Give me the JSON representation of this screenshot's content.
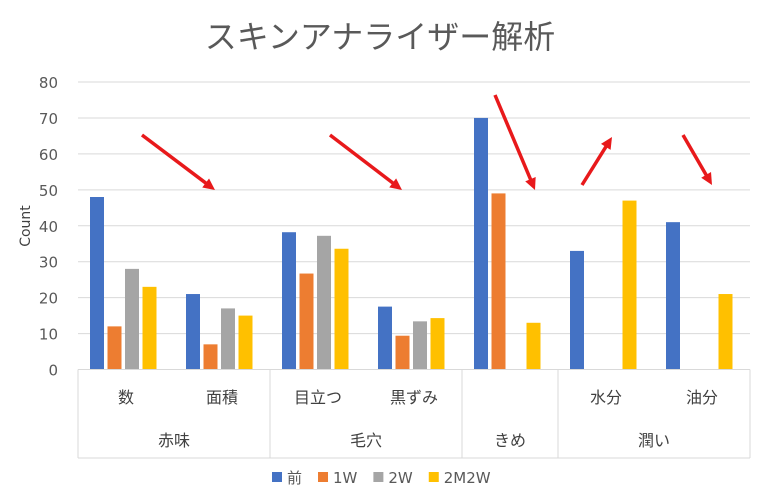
{
  "chart_data": {
    "type": "bar",
    "title": "スキンアナライザー解析",
    "ylabel": "Count",
    "ylim": [
      0,
      80
    ],
    "yticks": [
      0,
      10,
      20,
      30,
      40,
      50,
      60,
      70,
      80
    ],
    "grid": true,
    "legend_position": "bottom",
    "groups": [
      {
        "label": "赤味",
        "categories": [
          "数",
          "面積"
        ]
      },
      {
        "label": "毛穴",
        "categories": [
          "目立つ",
          "黒ずみ"
        ]
      },
      {
        "label": "きめ",
        "categories": [
          ""
        ]
      },
      {
        "label": "潤い",
        "categories": [
          "水分",
          "油分"
        ]
      }
    ],
    "categories": [
      "数",
      "面積",
      "目立つ",
      "黒ずみ",
      "",
      "水分",
      "油分"
    ],
    "series": [
      {
        "name": "前",
        "color": "#4472C4",
        "values": [
          48,
          21,
          38.2,
          17.5,
          70,
          33,
          41
        ]
      },
      {
        "name": "1W",
        "color": "#ED7D31",
        "values": [
          12,
          7,
          26.7,
          9.4,
          49,
          null,
          null
        ]
      },
      {
        "name": "2W",
        "color": "#A5A5A5",
        "values": [
          28,
          17,
          37.2,
          13.4,
          null,
          null,
          null
        ]
      },
      {
        "name": "2M2W",
        "color": "#FFC000",
        "values": [
          23,
          15,
          33.6,
          14.3,
          13,
          47,
          21
        ]
      }
    ],
    "annotations": {
      "arrow_color": "#E8191B",
      "arrows": [
        "down",
        "down",
        "down",
        "up",
        "down"
      ]
    }
  }
}
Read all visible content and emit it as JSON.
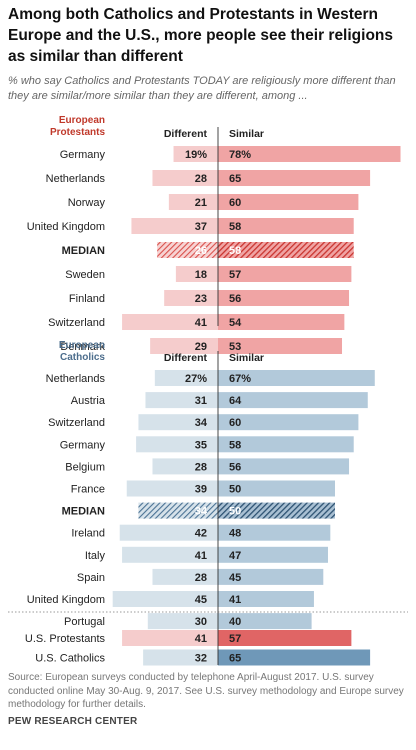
{
  "title": "Among both Catholics and Protestants in Western Europe and the U.S., more people see their religions as similar than different",
  "subtitle": "% who say Catholics and Protestants TODAY are religiously more different than they are similar/more similar than they are different, among ...",
  "source": "Source: European surveys conducted by telephone April-August 2017. U.S. survey conducted online May 30-Aug. 9, 2017. See U.S. survey methodology and Europe survey methodology for further details.",
  "credit": "PEW RESEARCH CENTER",
  "colors": {
    "protestant_light": "#f5cccc",
    "protestant_dark": "#f0a4a4",
    "protestant_median": "#c93530",
    "protestant_us": "#e06565",
    "catholic_light": "#d6e2ea",
    "catholic_dark": "#b2c9da",
    "catholic_median": "#2d5272",
    "catholic_us": "#6f98b8",
    "protestant_heading": "#c0392b",
    "catholic_heading": "#4c6d8c"
  },
  "chart_data": {
    "type": "bar",
    "series": [
      {
        "name": "Different",
        "unit": "%"
      },
      {
        "name": "Similar",
        "unit": "%"
      }
    ],
    "groups": [
      {
        "heading": [
          "European",
          "Protestants"
        ],
        "rows": [
          {
            "label": "Germany",
            "different": "19%",
            "similar": "78%",
            "different_value": 19,
            "similar_value": 78
          },
          {
            "label": "Netherlands",
            "different": "28",
            "similar": "65",
            "different_value": 28,
            "similar_value": 65
          },
          {
            "label": "Norway",
            "different": "21",
            "similar": "60",
            "different_value": 21,
            "similar_value": 60
          },
          {
            "label": "United Kingdom",
            "different": "37",
            "similar": "58",
            "different_value": 37,
            "similar_value": 58
          },
          {
            "label": "MEDIAN",
            "different": "26",
            "similar": "58",
            "different_value": 26,
            "similar_value": 58,
            "median": true
          },
          {
            "label": "Sweden",
            "different": "18",
            "similar": "57",
            "different_value": 18,
            "similar_value": 57
          },
          {
            "label": "Finland",
            "different": "23",
            "similar": "56",
            "different_value": 23,
            "similar_value": 56
          },
          {
            "label": "Switzerland",
            "different": "41",
            "similar": "54",
            "different_value": 41,
            "similar_value": 54
          },
          {
            "label": "Denmark",
            "different": "29",
            "similar": "53",
            "different_value": 29,
            "similar_value": 53
          }
        ]
      },
      {
        "heading": [
          "European",
          "Catholics"
        ],
        "rows": [
          {
            "label": "Netherlands",
            "different": "27%",
            "similar": "67%",
            "different_value": 27,
            "similar_value": 67
          },
          {
            "label": "Austria",
            "different": "31",
            "similar": "64",
            "different_value": 31,
            "similar_value": 64
          },
          {
            "label": "Switzerland",
            "different": "34",
            "similar": "60",
            "different_value": 34,
            "similar_value": 60
          },
          {
            "label": "Germany",
            "different": "35",
            "similar": "58",
            "different_value": 35,
            "similar_value": 58
          },
          {
            "label": "Belgium",
            "different": "28",
            "similar": "56",
            "different_value": 28,
            "similar_value": 56
          },
          {
            "label": "France",
            "different": "39",
            "similar": "50",
            "different_value": 39,
            "similar_value": 50
          },
          {
            "label": "MEDIAN",
            "different": "34",
            "similar": "50",
            "different_value": 34,
            "similar_value": 50,
            "median": true
          },
          {
            "label": "Ireland",
            "different": "42",
            "similar": "48",
            "different_value": 42,
            "similar_value": 48
          },
          {
            "label": "Italy",
            "different": "41",
            "similar": "47",
            "different_value": 41,
            "similar_value": 47
          },
          {
            "label": "Spain",
            "different": "28",
            "similar": "45",
            "different_value": 28,
            "similar_value": 45
          },
          {
            "label": "United Kingdom",
            "different": "45",
            "similar": "41",
            "different_value": 45,
            "similar_value": 41
          },
          {
            "label": "Portugal",
            "different": "30",
            "similar": "40",
            "different_value": 30,
            "similar_value": 40
          }
        ]
      }
    ],
    "us_rows": [
      {
        "label": "U.S. Protestants",
        "different": "41",
        "similar": "57",
        "different_value": 41,
        "similar_value": 57,
        "group": "protestant"
      },
      {
        "label": "U.S. Catholics",
        "different": "32",
        "similar": "65",
        "different_value": 32,
        "similar_value": 65,
        "group": "catholic"
      }
    ]
  }
}
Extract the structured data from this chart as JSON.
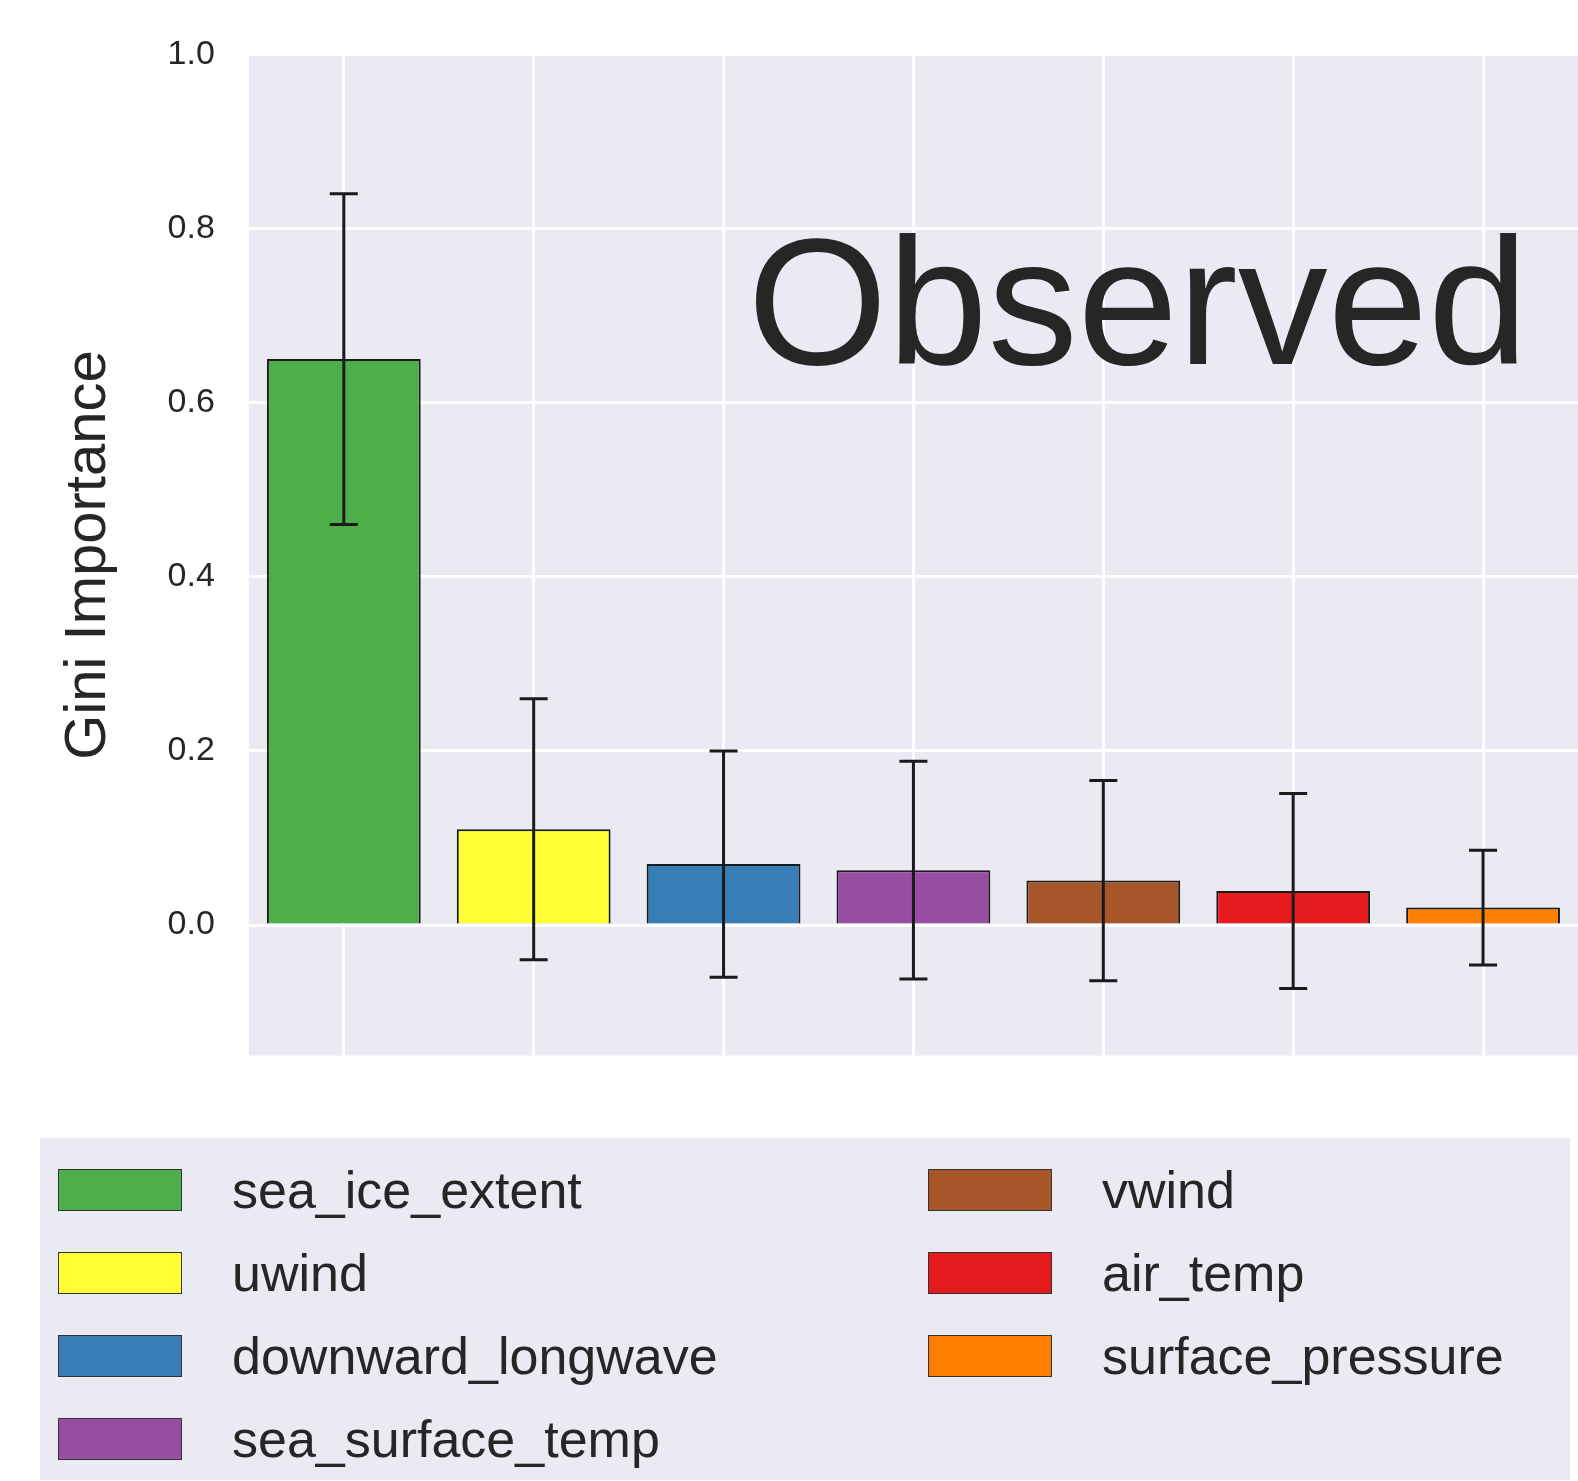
{
  "chart_data": {
    "type": "bar",
    "categories": [
      null,
      null,
      null,
      null,
      null,
      null,
      null
    ],
    "ylabel": "Gini Importance",
    "annotations": [
      "Observed"
    ],
    "ylim": [
      -0.15,
      1.0
    ],
    "yticks": [
      {
        "value": 0,
        "label": "0.0"
      },
      {
        "value": 0.2,
        "label": "0.2"
      },
      {
        "value": 0.4,
        "label": "0.4"
      },
      {
        "value": 0.6,
        "label": "0.6"
      },
      {
        "value": 0.8,
        "label": "0.8"
      },
      {
        "value": 1,
        "label": "1.0"
      }
    ],
    "grid": true,
    "legend": "bottom",
    "tick_labels": "y",
    "series": [
      {
        "name": "sea_ice_extent",
        "color": "#4daf4a",
        "values": [
          0.65,
          null,
          null,
          null,
          null,
          null,
          null
        ],
        "errors": [
          0.19,
          null,
          null,
          null,
          null,
          null,
          null
        ]
      },
      {
        "name": "uwind",
        "color": "#ffff33",
        "values": [
          null,
          0.11,
          null,
          null,
          null,
          null,
          null
        ],
        "errors": [
          null,
          0.15,
          null,
          null,
          null,
          null,
          null
        ]
      },
      {
        "name": "downward_longwave",
        "color": "#377eb8",
        "values": [
          null,
          null,
          0.07,
          null,
          null,
          null,
          null
        ],
        "errors": [
          null,
          null,
          0.13,
          null,
          null,
          null,
          null
        ]
      },
      {
        "name": "sea_surface_temp",
        "color": "#984ea3",
        "values": [
          null,
          null,
          null,
          0.063,
          null,
          null,
          null
        ],
        "errors": [
          null,
          null,
          null,
          0.125,
          null,
          null,
          null
        ]
      },
      {
        "name": "vwind",
        "color": "#a65628",
        "values": [
          null,
          null,
          null,
          null,
          0.051,
          null,
          null
        ],
        "errors": [
          null,
          null,
          null,
          null,
          0.115,
          null,
          null
        ]
      },
      {
        "name": "air_temp",
        "color": "#e41a1c",
        "values": [
          null,
          null,
          null,
          null,
          null,
          0.039,
          null
        ],
        "errors": [
          null,
          null,
          null,
          null,
          null,
          0.112,
          null
        ]
      },
      {
        "name": "surface_pressure",
        "color": "#ff7f00",
        "values": [
          null,
          null,
          null,
          null,
          null,
          null,
          0.02
        ],
        "errors": [
          null,
          null,
          null,
          null,
          null,
          null,
          0.066
        ]
      }
    ]
  }
}
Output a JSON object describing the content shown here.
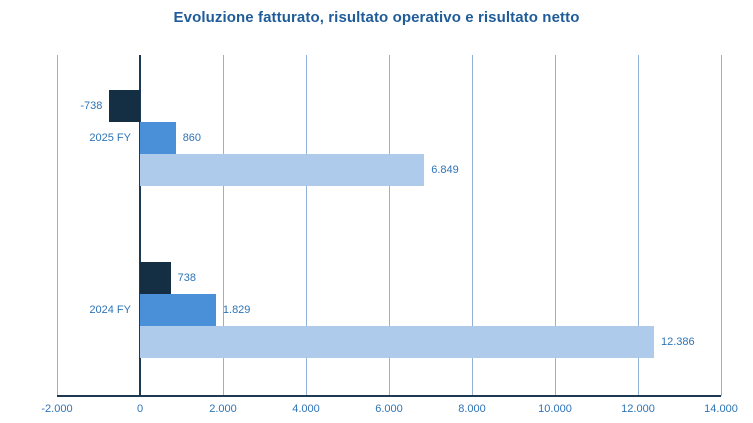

· · · ·

→ **What you should do**:
Look through the data above. Each line containing the word "ylabel" needs to be copied.

→ **Task output**:
    "ylabel": "Count",
    "ylabel": "Gini Importance",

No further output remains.